*Your instructions*
Reproduce exactly the lines from the one containing "Convert this screenshot" through the end of the entries, including both. Drop the pictures.

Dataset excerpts
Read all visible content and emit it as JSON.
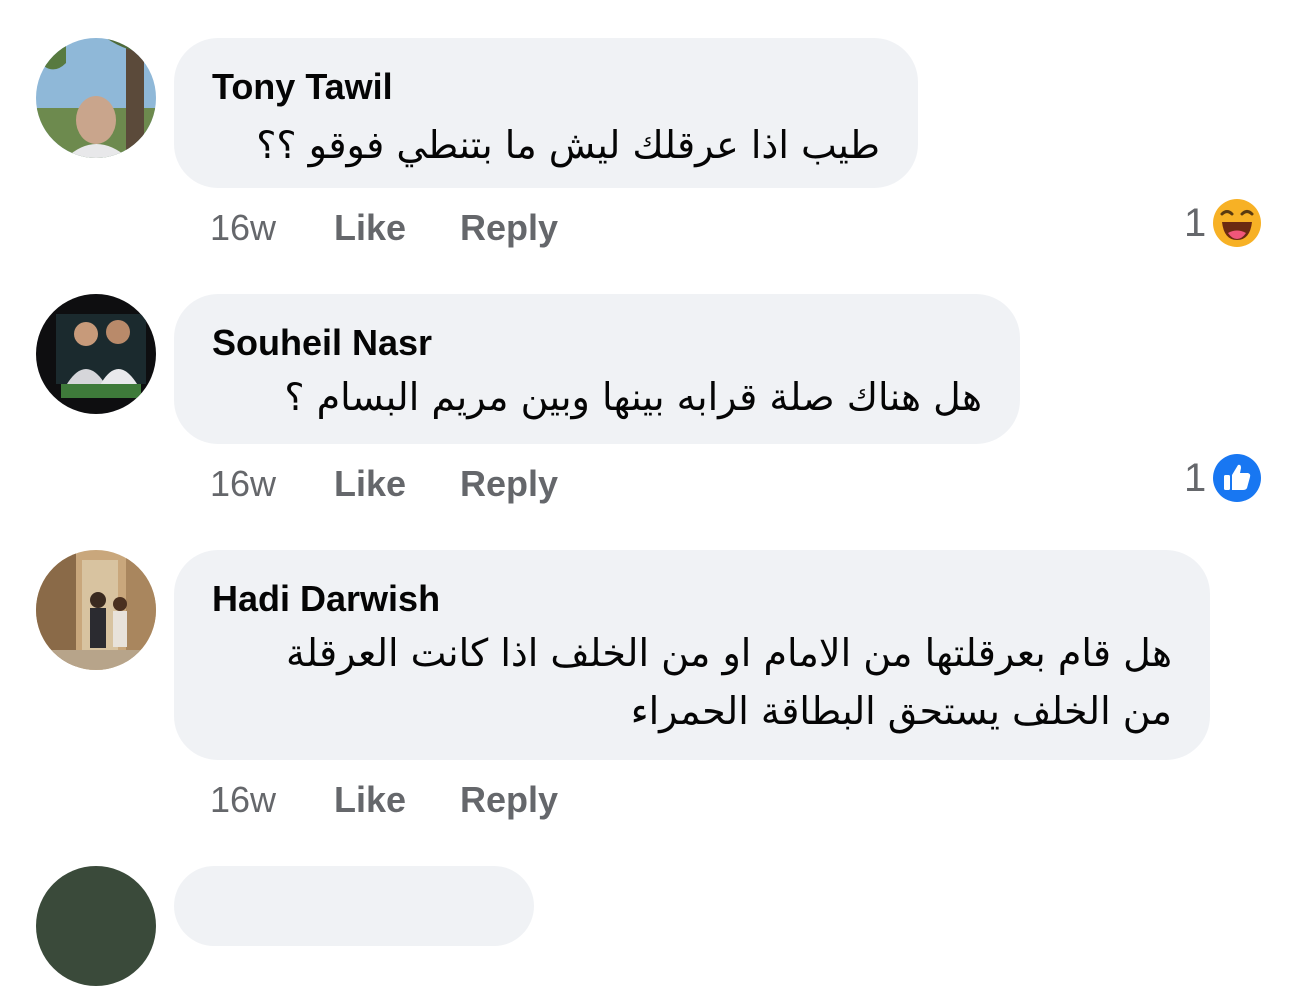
{
  "comments": [
    {
      "author": "Tony Tawil",
      "text_lines": [
        "طيب اذا عرقلك ليش ما بتنطي فوقو ؟؟"
      ],
      "time": "16w",
      "like_label": "Like",
      "reply_label": "Reply",
      "reaction": {
        "count": "1",
        "icon": "haha-emoji-icon"
      }
    },
    {
      "author": "Souheil Nasr",
      "text_lines": [
        "هل هناك صلة قرابه بينها وبين مريم البسام ؟"
      ],
      "time": "16w",
      "like_label": "Like",
      "reply_label": "Reply",
      "reaction": {
        "count": "1",
        "icon": "like-thumb-icon"
      }
    },
    {
      "author": "Hadi Darwish",
      "text_lines": [
        "هل قام بعرقلتها من الامام او من الخلف اذا كانت العرقلة",
        "من الخلف يستحق البطاقة الحمراء"
      ],
      "time": "16w",
      "like_label": "Like",
      "reply_label": "Reply"
    }
  ],
  "colors": {
    "bubble_bg": "#f0f2f5",
    "meta_text": "#65676b",
    "like_blue": "#1877f2",
    "haha_yellow": "#f7b125"
  }
}
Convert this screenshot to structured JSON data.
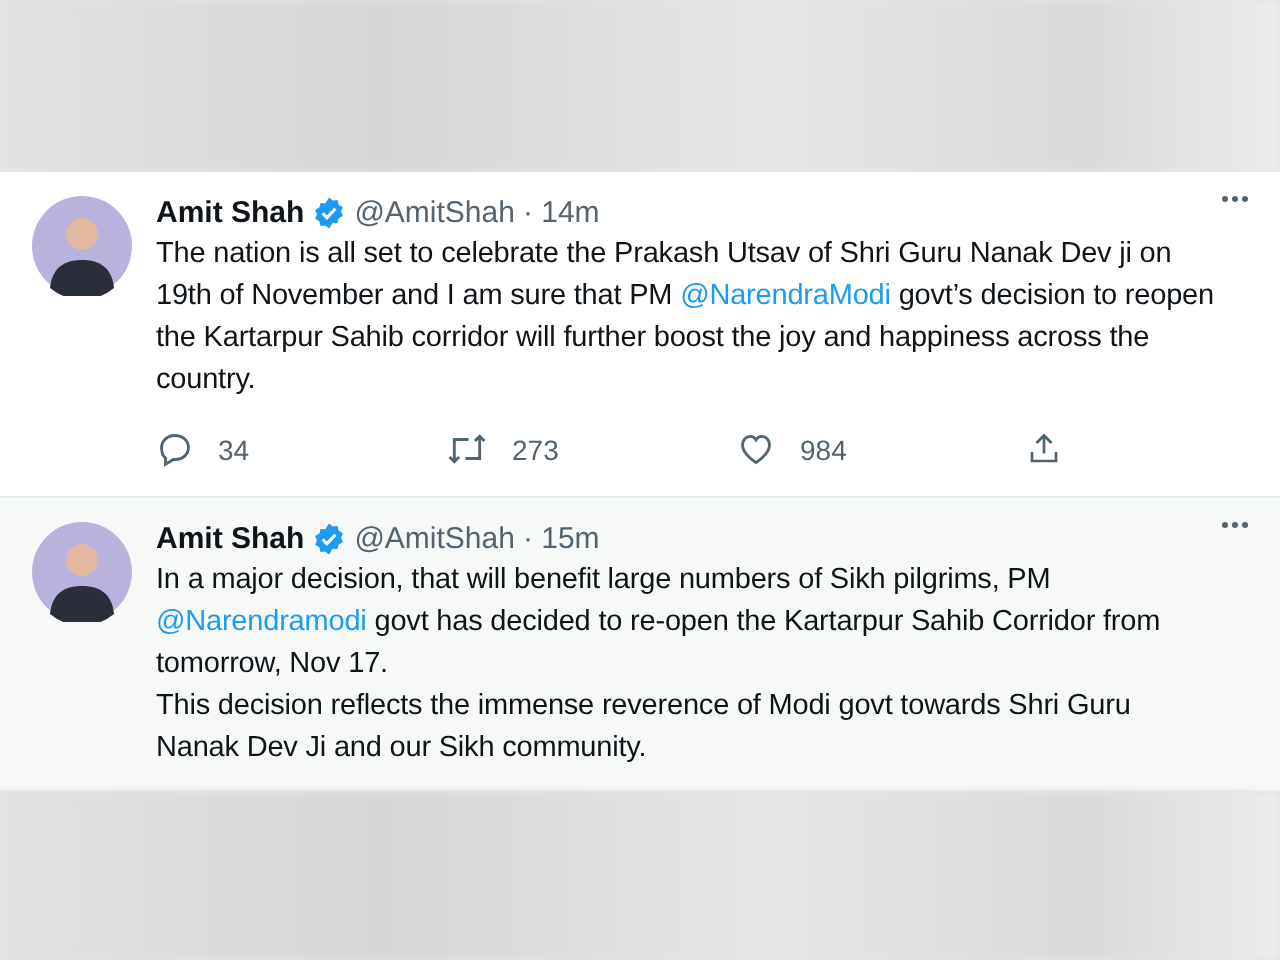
{
  "tweets": [
    {
      "name": "Amit Shah",
      "handle": "@AmitShah",
      "time": "· 14m",
      "verified": true,
      "paragraphs": [
        [
          {
            "kind": "plain",
            "text": "The nation is all set to celebrate the Prakash Utsav of Shri Guru Nanak Dev ji on 19th of November and I am sure that PM "
          },
          {
            "kind": "mention",
            "text": "@NarendraModi"
          },
          {
            "kind": "plain",
            "text": " govt’s decision to reopen the Kartarpur Sahib corridor will further boost the joy and happiness across the country."
          }
        ]
      ],
      "actions": [
        {
          "kind": "reply",
          "count": "34"
        },
        {
          "kind": "retweet",
          "count": "273"
        },
        {
          "kind": "like",
          "count": "984"
        },
        {
          "kind": "share"
        }
      ]
    },
    {
      "name": "Amit Shah",
      "handle": "@AmitShah",
      "time": "· 15m",
      "verified": true,
      "paragraphs": [
        [
          {
            "kind": "plain",
            "text": "In a major decision, that will benefit large numbers of Sikh pilgrims, PM "
          },
          {
            "kind": "mention",
            "text": "@Narendramodi"
          },
          {
            "kind": "plain",
            "text": " govt has decided to re-open the Kartarpur Sahib Corridor from tomorrow, Nov 17."
          }
        ],
        [
          {
            "kind": "plain",
            "text": "This decision reflects the immense reverence of Modi govt towards Shri Guru Nanak Dev Ji and our Sikh community."
          }
        ]
      ]
    }
  ]
}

*Reply*
Convert this screenshot to structured JSON data.
{
  "tweets": [
    {
      "name": "Amit Shah",
      "handle": "@AmitShah",
      "time": "· 14m",
      "verified": true,
      "paragraphs": [
        [
          {
            "kind": "plain",
            "text": "The nation is all set to celebrate the Prakash Utsav of Shri Guru Nanak Dev ji on 19th of November and I am sure that PM "
          },
          {
            "kind": "mention",
            "text": "@NarendraModi"
          },
          {
            "kind": "plain",
            "text": " govt’s decision to reopen the Kartarpur Sahib corridor will further boost the joy and happiness across the country."
          }
        ]
      ],
      "actions": [
        {
          "kind": "reply",
          "count": "34"
        },
        {
          "kind": "retweet",
          "count": "273"
        },
        {
          "kind": "like",
          "count": "984"
        },
        {
          "kind": "share"
        }
      ]
    },
    {
      "name": "Amit Shah",
      "handle": "@AmitShah",
      "time": "· 15m",
      "verified": true,
      "paragraphs": [
        [
          {
            "kind": "plain",
            "text": "In a major decision, that will benefit large numbers of Sikh pilgrims, PM "
          },
          {
            "kind": "mention",
            "text": "@Narendramodi"
          },
          {
            "kind": "plain",
            "text": " govt has decided to re-open the Kartarpur Sahib Corridor from tomorrow, Nov 17."
          }
        ],
        [
          {
            "kind": "plain",
            "text": "This decision reflects the immense reverence of Modi govt towards Shri Guru Nanak Dev Ji and our Sikh community."
          }
        ]
      ]
    }
  ]
}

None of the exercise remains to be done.